_Given problem_: Identify the lines bearing the string "Pavelsky" and gather them.

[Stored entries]
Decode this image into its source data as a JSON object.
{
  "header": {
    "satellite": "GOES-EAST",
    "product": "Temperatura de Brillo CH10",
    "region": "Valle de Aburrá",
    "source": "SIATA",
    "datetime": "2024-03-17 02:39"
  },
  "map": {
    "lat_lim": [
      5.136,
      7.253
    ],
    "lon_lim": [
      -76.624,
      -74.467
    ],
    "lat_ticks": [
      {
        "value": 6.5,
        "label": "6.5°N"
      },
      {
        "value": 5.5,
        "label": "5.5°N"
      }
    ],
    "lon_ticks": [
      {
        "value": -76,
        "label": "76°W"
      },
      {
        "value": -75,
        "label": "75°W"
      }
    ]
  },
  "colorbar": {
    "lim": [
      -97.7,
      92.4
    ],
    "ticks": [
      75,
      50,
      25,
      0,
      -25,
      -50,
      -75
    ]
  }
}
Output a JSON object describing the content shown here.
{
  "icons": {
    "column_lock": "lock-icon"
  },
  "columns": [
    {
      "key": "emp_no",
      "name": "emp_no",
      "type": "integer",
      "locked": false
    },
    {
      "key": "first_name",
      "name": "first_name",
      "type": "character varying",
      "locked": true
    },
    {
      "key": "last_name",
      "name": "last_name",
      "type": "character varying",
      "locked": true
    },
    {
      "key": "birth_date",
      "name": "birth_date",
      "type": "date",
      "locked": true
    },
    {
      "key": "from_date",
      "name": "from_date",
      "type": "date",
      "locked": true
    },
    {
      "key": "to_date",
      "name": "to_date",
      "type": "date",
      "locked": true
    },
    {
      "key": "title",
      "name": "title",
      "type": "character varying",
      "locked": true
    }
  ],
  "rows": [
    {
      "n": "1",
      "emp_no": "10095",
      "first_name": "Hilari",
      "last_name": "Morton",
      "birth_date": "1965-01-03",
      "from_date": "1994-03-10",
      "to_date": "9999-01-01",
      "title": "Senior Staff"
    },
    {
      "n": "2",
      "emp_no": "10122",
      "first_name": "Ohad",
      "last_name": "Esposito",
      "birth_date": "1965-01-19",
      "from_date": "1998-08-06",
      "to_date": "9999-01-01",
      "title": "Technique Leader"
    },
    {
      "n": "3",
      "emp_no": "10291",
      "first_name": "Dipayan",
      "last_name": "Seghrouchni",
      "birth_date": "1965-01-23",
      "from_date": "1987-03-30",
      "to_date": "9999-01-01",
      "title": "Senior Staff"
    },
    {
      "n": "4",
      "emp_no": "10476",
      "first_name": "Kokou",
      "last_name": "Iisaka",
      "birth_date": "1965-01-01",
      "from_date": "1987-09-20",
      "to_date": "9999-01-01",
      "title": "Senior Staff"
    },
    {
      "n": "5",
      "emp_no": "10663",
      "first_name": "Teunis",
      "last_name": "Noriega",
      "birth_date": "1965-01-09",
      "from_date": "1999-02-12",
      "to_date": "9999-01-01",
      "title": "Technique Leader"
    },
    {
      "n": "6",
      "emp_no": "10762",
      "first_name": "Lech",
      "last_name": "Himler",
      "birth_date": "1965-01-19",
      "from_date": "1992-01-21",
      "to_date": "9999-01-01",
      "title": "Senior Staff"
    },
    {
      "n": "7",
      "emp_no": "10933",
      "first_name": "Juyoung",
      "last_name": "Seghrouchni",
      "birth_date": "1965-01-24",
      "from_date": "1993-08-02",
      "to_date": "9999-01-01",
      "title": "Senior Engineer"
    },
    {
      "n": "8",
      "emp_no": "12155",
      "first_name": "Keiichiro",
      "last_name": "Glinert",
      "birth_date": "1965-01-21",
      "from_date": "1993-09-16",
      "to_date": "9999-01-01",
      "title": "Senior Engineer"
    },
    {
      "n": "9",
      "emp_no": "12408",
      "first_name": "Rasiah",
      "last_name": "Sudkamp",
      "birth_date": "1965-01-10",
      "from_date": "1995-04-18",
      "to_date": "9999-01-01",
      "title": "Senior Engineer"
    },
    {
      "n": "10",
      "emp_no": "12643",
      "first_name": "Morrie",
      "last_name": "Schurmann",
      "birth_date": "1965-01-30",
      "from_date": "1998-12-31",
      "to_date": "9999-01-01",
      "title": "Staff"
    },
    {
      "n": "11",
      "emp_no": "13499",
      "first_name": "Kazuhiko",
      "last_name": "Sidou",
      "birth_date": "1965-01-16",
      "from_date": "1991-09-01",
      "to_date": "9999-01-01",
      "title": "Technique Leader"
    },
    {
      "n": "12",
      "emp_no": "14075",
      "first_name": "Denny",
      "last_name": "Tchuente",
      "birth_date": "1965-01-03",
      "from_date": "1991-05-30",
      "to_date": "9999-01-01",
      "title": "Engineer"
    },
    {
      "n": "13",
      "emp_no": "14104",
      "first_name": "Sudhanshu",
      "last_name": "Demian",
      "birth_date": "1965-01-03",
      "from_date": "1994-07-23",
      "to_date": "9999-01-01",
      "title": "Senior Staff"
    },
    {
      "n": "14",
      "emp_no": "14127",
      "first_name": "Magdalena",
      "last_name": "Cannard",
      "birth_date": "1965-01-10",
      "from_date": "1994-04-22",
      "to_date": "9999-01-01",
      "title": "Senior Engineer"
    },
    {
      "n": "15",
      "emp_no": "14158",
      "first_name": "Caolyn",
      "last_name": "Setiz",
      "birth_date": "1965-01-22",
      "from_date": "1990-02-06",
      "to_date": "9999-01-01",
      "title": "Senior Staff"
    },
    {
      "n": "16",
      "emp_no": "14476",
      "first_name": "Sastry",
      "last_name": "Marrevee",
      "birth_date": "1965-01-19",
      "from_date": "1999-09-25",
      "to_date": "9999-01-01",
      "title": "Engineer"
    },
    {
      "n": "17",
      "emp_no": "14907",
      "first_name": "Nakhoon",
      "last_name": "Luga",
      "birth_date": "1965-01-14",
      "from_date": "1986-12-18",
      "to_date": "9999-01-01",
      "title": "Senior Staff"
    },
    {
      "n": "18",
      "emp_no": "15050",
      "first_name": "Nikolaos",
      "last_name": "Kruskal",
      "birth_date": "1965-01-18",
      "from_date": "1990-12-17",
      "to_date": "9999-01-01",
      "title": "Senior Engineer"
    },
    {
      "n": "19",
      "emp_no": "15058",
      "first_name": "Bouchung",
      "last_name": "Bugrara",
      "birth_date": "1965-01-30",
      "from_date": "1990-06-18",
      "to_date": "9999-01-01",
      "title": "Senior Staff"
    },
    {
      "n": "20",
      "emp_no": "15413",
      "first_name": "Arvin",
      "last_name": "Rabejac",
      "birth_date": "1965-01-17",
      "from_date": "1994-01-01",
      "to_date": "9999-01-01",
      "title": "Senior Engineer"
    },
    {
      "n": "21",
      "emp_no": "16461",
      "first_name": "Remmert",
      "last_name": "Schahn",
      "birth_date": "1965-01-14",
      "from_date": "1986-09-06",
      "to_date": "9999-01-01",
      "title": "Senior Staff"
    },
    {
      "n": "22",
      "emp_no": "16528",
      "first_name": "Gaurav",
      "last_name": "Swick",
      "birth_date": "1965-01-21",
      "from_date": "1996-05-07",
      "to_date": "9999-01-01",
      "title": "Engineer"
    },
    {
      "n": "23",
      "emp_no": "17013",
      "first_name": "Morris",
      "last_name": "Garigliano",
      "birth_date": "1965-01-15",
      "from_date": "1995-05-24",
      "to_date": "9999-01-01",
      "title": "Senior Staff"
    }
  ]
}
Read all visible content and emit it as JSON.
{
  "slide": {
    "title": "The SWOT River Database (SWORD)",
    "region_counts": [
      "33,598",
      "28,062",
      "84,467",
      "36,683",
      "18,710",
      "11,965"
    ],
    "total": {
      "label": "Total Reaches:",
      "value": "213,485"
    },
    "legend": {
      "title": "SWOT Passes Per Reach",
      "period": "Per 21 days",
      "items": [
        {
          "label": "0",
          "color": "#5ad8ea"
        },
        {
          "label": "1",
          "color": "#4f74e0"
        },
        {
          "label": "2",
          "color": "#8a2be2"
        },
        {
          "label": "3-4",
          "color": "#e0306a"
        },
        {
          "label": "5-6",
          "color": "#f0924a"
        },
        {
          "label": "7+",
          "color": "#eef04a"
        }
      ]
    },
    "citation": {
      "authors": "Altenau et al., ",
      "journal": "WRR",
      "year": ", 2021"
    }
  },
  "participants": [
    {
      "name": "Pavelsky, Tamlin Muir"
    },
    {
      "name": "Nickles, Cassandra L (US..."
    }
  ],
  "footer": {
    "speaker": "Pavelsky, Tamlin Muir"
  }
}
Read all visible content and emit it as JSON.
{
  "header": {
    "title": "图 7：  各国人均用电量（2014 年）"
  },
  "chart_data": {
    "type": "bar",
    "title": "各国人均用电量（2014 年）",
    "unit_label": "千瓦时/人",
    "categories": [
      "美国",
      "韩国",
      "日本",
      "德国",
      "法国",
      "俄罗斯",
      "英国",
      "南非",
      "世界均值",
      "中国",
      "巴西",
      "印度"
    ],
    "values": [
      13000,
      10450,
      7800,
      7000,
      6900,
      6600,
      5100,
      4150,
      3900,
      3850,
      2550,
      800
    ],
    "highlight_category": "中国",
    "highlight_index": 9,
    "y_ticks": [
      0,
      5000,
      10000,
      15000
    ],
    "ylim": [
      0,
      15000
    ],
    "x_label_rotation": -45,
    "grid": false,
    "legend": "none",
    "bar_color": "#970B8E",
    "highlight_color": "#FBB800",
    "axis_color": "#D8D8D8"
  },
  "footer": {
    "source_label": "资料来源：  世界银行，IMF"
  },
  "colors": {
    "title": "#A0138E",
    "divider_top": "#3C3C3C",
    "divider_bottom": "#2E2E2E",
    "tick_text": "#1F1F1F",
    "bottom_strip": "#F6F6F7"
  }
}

_Exercise result_:
      "name": "Pavelsky, Tamlin Muir"
    "speaker": "Pavelsky, Tamlin Muir"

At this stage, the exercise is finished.